Stored records:
§
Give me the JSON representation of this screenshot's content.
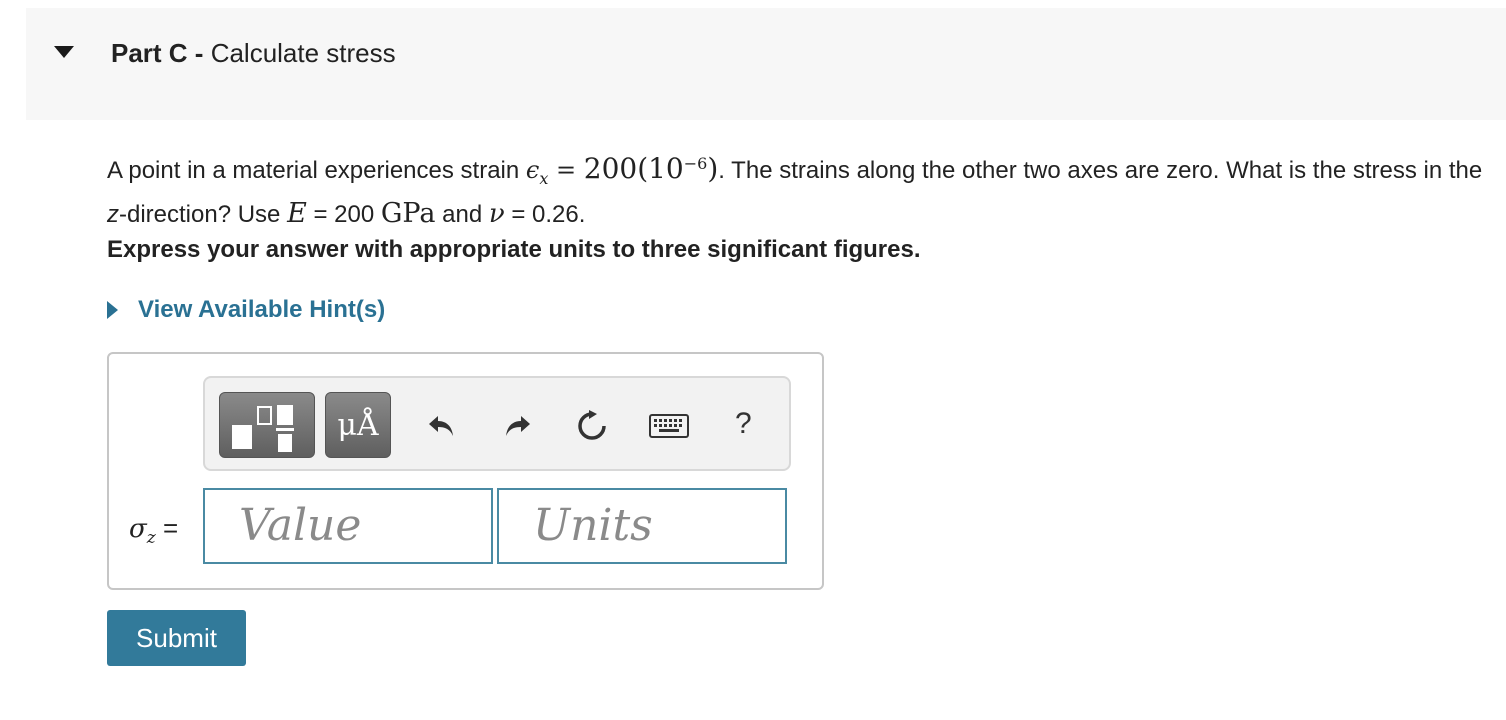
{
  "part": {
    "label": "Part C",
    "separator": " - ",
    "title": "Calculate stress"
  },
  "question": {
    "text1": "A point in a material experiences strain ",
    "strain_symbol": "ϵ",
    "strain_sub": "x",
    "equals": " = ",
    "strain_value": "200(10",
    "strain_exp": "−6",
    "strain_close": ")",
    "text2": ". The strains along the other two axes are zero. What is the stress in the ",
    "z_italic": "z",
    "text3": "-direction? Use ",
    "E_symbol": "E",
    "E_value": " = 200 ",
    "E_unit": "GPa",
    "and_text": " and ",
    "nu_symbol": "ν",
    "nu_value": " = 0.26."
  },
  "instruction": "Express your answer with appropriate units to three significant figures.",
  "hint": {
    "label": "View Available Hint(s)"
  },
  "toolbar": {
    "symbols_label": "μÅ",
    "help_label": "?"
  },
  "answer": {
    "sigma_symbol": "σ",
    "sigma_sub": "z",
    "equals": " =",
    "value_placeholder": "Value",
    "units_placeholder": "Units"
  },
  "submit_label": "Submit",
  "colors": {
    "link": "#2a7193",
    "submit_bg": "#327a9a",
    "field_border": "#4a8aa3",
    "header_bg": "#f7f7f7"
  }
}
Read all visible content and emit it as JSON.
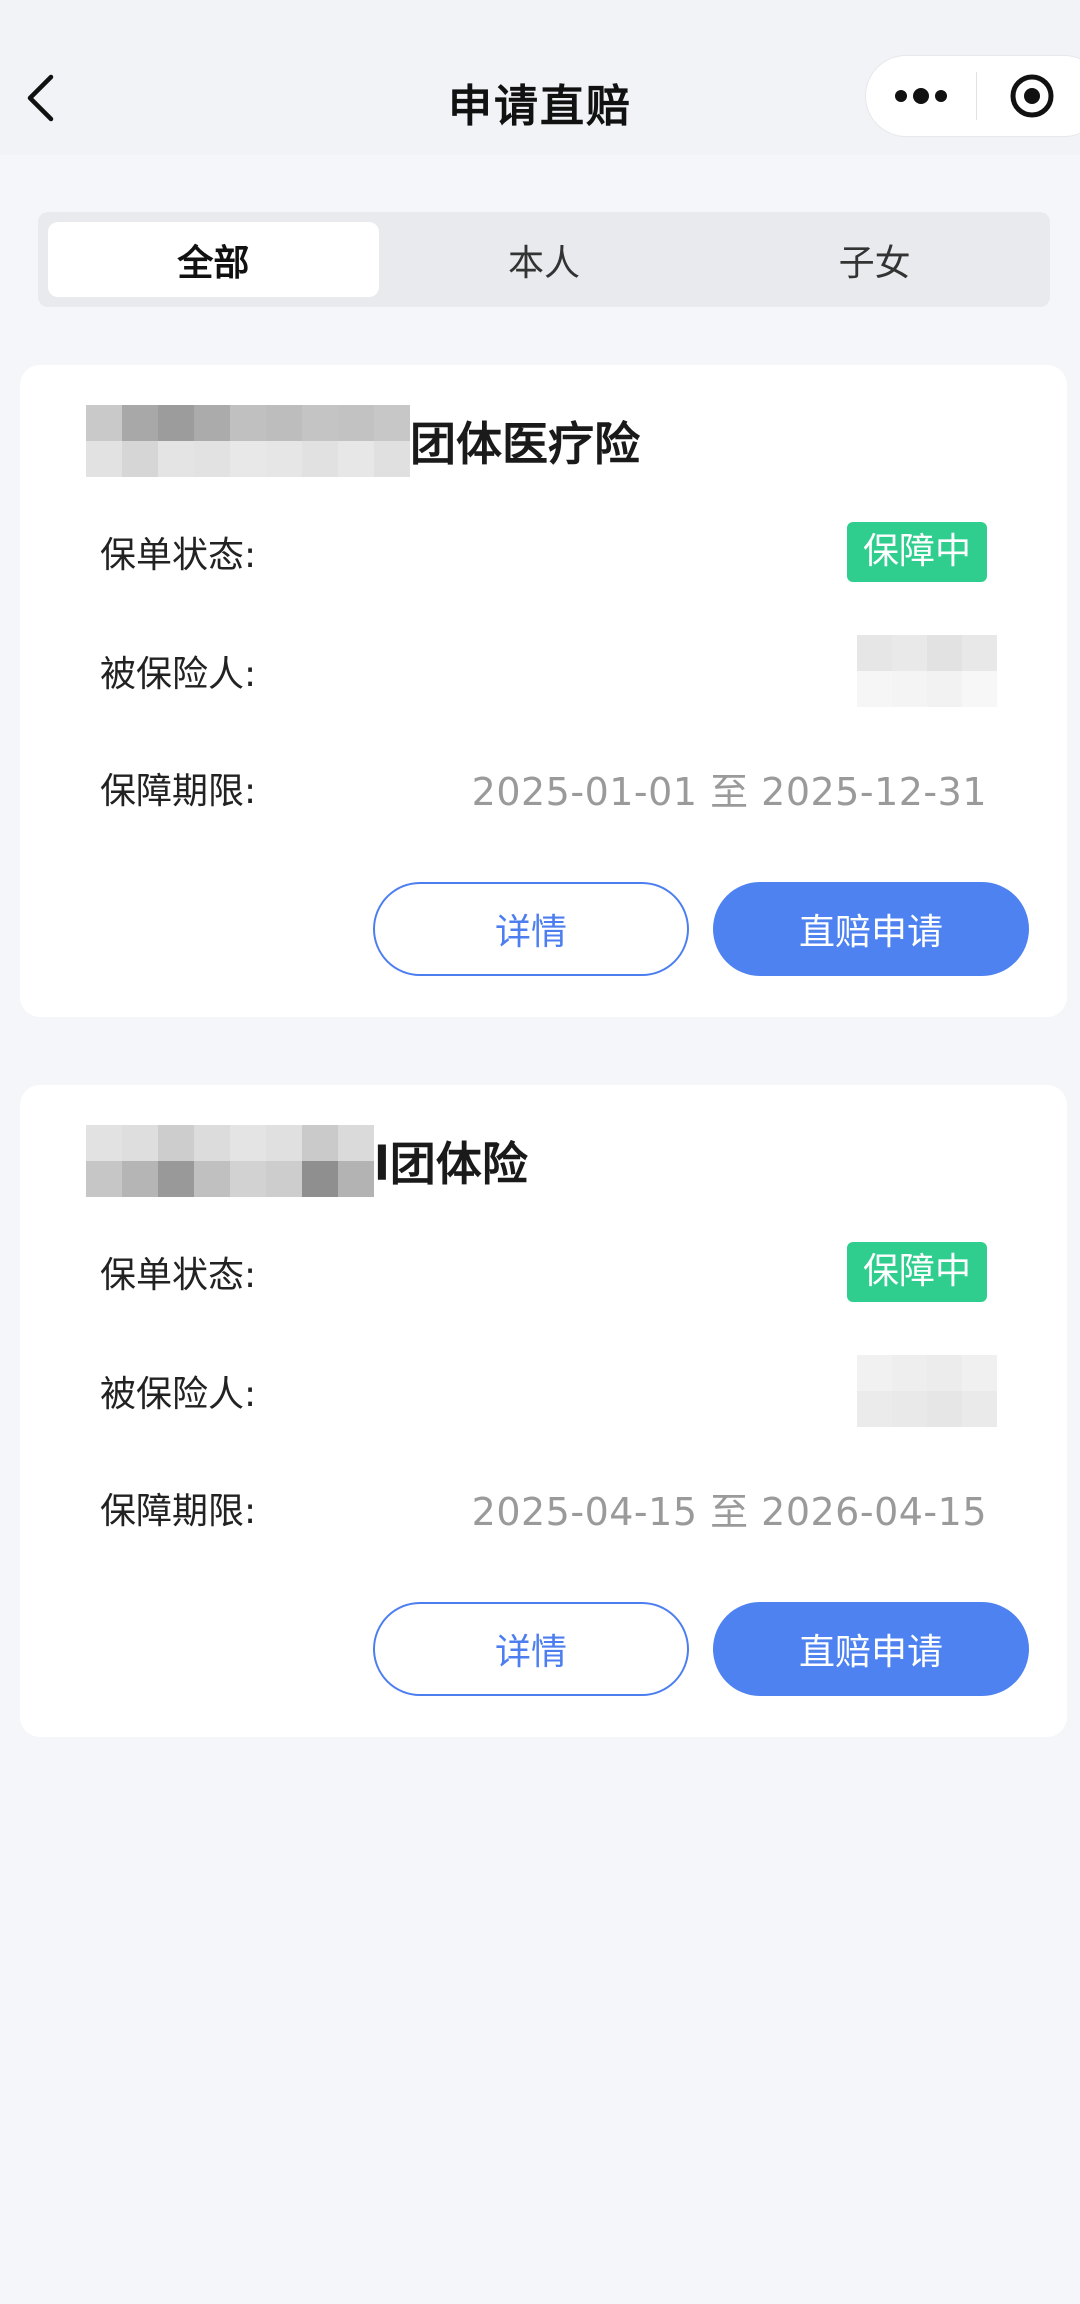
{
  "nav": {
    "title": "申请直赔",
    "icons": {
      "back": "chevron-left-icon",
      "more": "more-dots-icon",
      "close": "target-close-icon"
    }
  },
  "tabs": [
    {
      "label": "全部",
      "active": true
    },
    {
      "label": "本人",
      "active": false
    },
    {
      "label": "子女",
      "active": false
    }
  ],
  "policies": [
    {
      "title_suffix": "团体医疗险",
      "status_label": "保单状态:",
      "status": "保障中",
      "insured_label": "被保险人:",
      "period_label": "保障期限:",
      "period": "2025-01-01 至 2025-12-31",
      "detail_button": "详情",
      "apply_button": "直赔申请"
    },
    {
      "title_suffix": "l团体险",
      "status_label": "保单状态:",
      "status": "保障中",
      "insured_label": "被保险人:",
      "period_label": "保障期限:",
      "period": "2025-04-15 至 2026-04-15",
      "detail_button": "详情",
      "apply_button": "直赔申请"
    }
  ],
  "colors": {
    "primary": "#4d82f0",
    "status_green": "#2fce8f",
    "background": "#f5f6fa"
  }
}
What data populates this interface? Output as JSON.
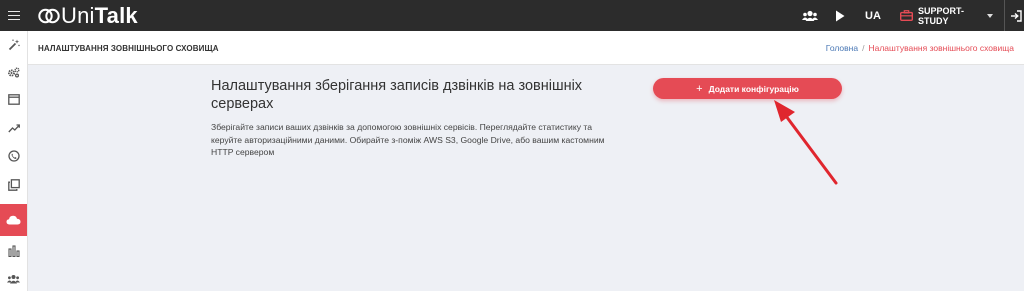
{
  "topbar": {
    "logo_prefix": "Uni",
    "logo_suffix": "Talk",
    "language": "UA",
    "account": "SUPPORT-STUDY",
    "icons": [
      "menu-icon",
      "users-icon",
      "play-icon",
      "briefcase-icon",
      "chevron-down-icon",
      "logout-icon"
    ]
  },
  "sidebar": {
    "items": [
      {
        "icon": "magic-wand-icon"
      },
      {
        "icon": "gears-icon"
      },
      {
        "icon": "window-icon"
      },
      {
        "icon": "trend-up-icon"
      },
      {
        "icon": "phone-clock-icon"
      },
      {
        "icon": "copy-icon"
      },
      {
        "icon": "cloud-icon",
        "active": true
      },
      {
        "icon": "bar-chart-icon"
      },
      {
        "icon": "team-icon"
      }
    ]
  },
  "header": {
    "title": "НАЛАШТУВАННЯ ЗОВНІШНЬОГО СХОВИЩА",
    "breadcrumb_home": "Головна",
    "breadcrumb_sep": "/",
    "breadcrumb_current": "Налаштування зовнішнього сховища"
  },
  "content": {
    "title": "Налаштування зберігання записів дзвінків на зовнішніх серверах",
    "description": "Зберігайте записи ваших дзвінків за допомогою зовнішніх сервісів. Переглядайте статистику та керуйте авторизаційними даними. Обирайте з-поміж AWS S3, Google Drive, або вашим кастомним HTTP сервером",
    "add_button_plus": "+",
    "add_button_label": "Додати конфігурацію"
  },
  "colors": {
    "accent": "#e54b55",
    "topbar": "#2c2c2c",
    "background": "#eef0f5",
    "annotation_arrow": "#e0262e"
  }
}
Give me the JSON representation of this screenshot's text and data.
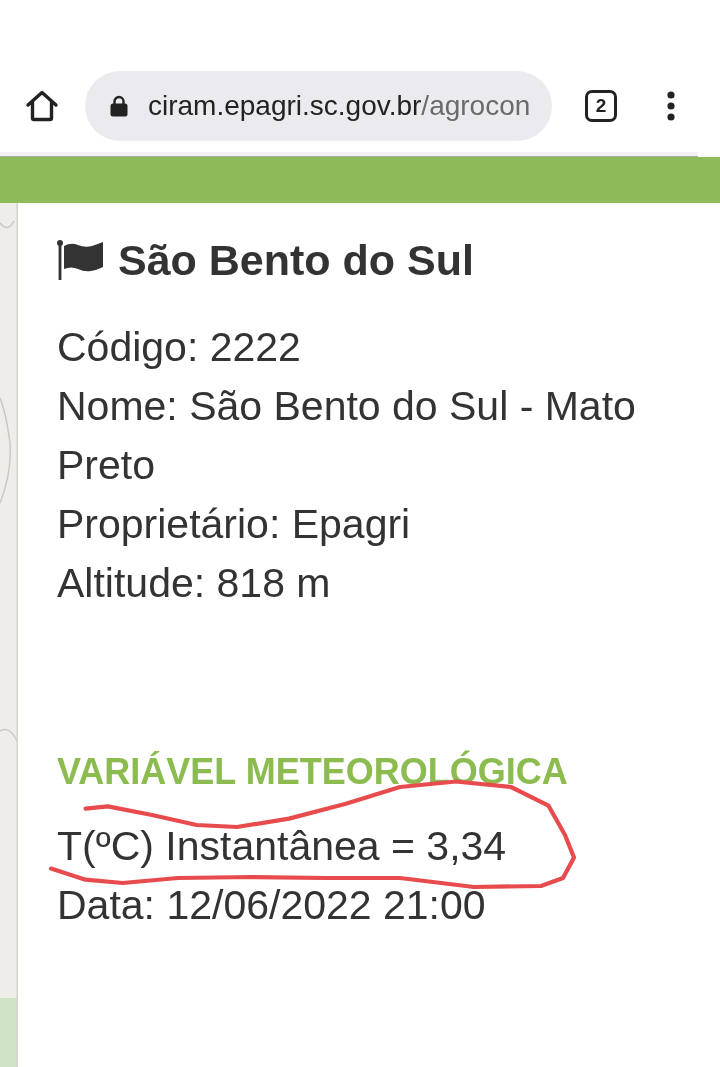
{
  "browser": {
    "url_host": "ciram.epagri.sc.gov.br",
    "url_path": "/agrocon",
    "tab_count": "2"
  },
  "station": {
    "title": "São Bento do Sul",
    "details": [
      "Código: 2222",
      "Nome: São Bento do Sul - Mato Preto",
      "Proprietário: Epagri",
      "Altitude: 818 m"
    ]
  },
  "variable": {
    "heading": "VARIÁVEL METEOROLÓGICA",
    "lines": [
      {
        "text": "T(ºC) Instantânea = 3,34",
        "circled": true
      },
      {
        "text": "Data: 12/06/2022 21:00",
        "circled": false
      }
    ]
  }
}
§
**Exercise directions**
Quote, word for word and nothing more, every line from the line with "Give me the JSON representation of this screenshot's text" to the end of the entries, including both ends; skip any pictures.

**Answer to this exercise**
Give me the JSON representation of this screenshot's text and data.
{
  "browser": {
    "url_host": "ciram.epagri.sc.gov.br",
    "url_path": "/agrocon",
    "tab_count": "2"
  },
  "station": {
    "title": "São Bento do Sul",
    "details": [
      "Código: 2222",
      "Nome: São Bento do Sul - Mato Preto",
      "Proprietário: Epagri",
      "Altitude: 818 m"
    ]
  },
  "variable": {
    "heading": "VARIÁVEL METEOROLÓGICA",
    "lines": [
      {
        "text": "T(ºC) Instantânea = 3,34",
        "circled": true
      },
      {
        "text": "Data: 12/06/2022 21:00",
        "circled": false
      }
    ]
  }
}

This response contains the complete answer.